What to work on:
Isolate every line in the records below with "that" in it.

Saved entries
━━━━━━━━━━━━━━━━━━━━

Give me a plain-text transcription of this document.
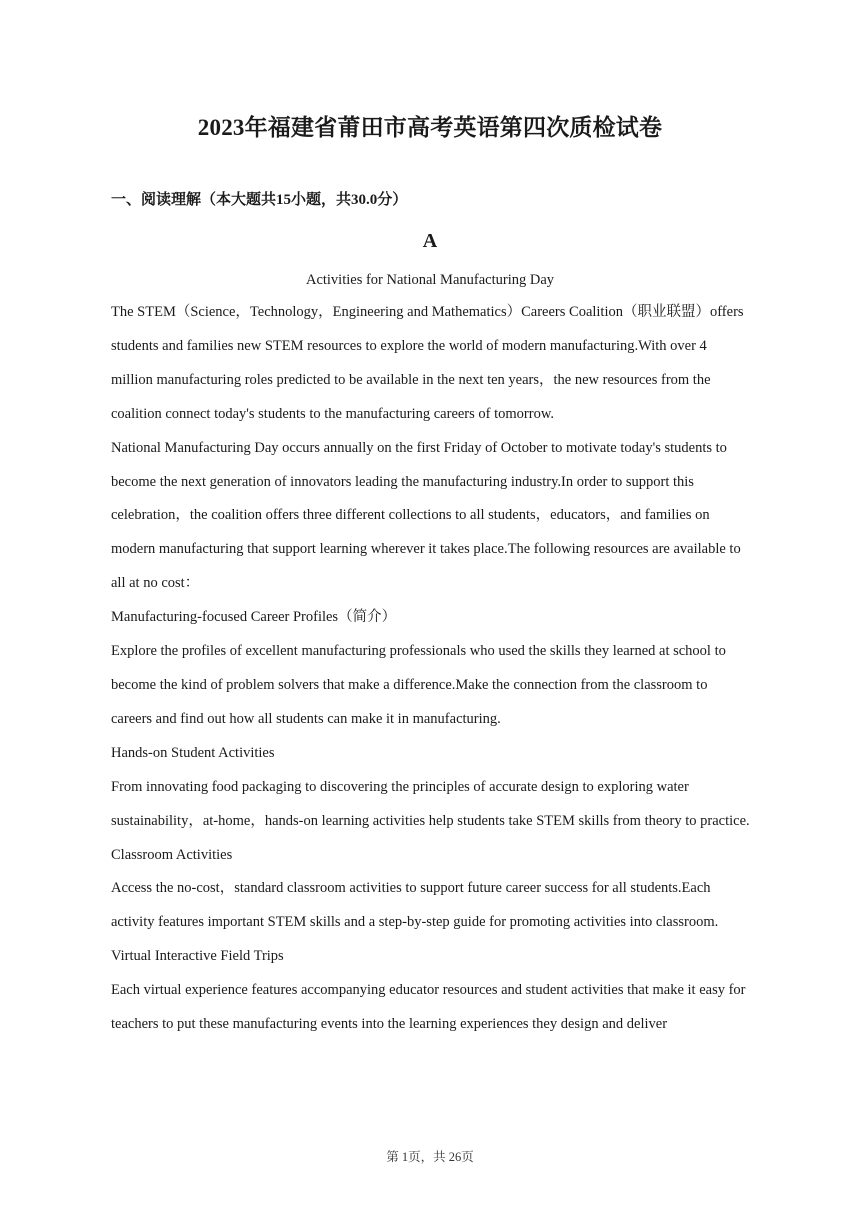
2023年福建省莆田市高考英语第四次质检试卷
一、阅读理解（本大题共15小题，共30.0分）
A
Activities for National Manufacturing Day

The STEM（Science，Technology，Engineering and Mathematics）Careers Coalition（职业联盟）offers students and families new STEM resources to explore the world of modern manufacturing.With over 4 million manufacturing roles predicted to be available in the next ten years，the new resources from the coalition connect today's students to the manufacturing careers of tomorrow.

National Manufacturing Day occurs annually on the first Friday of October to motivate today's students to become the next generation of innovators leading the manufacturing industry.In order to support this celebration，the coalition offers three different collections to all students，educators，and families on modern manufacturing that support learning wherever it takes place.The following resources are available to all at no cost：

Manufacturing-focused Career Profiles（简介）

Explore the profiles of excellent manufacturing professionals who used the skills they learned at school to become the kind of problem solvers that make a difference.Make the connection from the classroom to careers and find out how all students can make it in manufacturing.

Hands-on Student Activities

From innovating food packaging to discovering the principles of accurate design to exploring water sustainability，at-home，hands-on learning activities help students take STEM skills from theory to practice.

Classroom Activities

Access the no-cost，standard classroom activities to support future career success for all students.Each activity features important STEM skills and a step-by-step guide for promoting activities into classroom.

Virtual Interactive Field Trips

Each virtual experience features accompanying educator resources and student activities that make it easy for teachers to put these manufacturing events into the learning experiences they design and deliver

第 1页，共 26页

━━━━━━━━━━━━━━━━━━━━

Expected answer:
National Manufacturing Day occurs annually on the first Friday of October to motivate today's students to become the next generation of innovators leading the manufacturing industry.In order to support this celebration，the coalition offers three different collections to all students，educators，and families on modern manufacturing that support learning wherever it takes place.The following resources are available to all at no cost：
Explore the profiles of excellent manufacturing professionals who used the skills they learned at school to become the kind of problem solvers that make a difference.Make the connection from the classroom to careers and find out how all students can make it in manufacturing.
Each virtual experience features accompanying educator resources and student activities that make it easy for teachers to put these manufacturing events into the learning experiences they design and deliver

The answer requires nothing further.